### BRIEF
Reproduce each line that includes the word "source".

↓

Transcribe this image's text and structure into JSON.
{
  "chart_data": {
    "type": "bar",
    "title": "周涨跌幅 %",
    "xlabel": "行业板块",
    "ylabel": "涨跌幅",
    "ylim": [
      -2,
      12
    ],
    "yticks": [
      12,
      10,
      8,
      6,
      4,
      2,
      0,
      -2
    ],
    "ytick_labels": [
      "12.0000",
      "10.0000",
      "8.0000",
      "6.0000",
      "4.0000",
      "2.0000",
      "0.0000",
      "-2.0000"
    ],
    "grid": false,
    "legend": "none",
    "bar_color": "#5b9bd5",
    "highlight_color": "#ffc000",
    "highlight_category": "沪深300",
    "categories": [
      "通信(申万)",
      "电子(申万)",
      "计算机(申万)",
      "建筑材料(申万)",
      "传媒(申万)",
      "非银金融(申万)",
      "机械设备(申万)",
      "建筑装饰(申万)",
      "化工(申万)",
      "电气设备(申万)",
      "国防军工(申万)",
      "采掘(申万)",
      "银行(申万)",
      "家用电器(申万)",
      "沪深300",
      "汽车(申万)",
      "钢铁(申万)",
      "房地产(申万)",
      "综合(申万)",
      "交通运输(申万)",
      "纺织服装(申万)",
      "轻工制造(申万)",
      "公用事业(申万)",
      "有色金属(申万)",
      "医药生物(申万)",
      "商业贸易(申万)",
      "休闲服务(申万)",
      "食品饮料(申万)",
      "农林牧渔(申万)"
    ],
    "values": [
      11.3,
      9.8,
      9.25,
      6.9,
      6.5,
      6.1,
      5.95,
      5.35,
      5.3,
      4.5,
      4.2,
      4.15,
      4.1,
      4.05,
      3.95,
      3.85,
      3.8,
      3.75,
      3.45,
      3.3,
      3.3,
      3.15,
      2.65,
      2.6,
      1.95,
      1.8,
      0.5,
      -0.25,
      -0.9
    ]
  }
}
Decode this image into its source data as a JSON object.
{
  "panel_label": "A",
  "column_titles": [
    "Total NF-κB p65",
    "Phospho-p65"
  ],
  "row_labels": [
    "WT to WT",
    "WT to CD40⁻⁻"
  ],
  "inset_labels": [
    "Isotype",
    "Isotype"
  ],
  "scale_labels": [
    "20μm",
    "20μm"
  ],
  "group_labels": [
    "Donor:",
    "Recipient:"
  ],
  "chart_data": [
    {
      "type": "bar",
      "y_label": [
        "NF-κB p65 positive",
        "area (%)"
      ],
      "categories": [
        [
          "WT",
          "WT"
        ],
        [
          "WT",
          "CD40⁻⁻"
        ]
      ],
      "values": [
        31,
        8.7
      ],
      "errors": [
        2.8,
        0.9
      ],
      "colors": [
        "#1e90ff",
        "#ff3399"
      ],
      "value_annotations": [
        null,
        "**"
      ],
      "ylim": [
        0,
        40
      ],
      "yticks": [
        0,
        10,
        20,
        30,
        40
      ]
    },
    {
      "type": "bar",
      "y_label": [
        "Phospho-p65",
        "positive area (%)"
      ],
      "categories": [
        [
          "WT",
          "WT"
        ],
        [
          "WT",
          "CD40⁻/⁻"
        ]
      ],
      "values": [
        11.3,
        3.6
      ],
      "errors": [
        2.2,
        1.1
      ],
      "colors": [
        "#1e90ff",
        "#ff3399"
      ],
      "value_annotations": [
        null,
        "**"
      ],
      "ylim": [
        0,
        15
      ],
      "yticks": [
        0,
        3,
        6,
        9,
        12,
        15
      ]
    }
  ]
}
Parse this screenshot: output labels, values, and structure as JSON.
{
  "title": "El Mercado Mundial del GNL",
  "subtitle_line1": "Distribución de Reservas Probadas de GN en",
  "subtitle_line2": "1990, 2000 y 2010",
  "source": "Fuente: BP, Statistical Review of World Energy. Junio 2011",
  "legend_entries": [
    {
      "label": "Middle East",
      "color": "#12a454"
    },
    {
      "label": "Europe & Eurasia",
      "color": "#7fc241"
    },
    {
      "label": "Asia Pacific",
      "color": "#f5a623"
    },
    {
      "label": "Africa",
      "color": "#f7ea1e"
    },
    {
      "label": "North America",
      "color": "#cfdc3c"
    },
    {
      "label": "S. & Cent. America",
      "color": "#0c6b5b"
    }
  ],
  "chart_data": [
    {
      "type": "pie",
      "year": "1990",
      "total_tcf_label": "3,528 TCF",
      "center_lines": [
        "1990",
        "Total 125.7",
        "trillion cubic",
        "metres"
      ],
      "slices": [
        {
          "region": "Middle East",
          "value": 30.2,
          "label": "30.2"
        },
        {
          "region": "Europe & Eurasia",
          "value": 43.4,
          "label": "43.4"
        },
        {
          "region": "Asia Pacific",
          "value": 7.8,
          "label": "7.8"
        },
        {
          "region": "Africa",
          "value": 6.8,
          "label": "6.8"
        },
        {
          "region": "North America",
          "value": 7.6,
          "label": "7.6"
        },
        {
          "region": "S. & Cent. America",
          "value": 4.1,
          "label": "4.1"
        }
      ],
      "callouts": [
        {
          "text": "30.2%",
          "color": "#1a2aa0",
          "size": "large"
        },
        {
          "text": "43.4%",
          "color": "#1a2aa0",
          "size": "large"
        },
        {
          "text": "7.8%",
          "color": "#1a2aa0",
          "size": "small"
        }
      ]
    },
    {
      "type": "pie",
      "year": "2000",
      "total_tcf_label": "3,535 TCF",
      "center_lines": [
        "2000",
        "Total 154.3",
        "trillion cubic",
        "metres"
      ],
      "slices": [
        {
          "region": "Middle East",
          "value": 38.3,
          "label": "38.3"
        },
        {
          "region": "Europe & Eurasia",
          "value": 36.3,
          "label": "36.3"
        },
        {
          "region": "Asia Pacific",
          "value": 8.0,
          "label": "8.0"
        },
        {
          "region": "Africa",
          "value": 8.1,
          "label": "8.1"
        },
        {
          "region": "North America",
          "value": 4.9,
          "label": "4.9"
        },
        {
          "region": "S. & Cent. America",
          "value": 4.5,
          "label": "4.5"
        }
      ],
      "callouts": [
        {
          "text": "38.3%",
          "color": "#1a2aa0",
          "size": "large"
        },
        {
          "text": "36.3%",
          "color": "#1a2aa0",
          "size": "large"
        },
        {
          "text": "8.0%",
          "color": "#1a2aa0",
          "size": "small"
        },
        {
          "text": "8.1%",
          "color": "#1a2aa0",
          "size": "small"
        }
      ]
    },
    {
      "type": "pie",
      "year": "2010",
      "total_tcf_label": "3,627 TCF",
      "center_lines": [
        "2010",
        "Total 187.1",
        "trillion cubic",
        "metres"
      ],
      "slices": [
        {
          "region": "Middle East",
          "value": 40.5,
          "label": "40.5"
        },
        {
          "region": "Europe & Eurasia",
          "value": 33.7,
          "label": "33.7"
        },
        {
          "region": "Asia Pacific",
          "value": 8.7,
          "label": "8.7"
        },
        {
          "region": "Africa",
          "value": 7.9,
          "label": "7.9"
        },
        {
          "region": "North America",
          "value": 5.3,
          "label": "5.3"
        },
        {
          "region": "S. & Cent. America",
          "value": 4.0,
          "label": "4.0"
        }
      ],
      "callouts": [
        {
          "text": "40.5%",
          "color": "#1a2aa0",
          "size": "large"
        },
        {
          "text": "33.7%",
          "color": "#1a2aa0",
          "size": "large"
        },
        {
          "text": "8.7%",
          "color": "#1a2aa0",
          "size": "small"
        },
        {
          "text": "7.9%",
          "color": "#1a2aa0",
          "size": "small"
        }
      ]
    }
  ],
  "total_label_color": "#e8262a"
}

↑

### CORRECT OUTPUT
Decode this image into its source data as a JSON object.
  "source": "Fuente: BP, Statistical Review of World Energy. Junio 2011",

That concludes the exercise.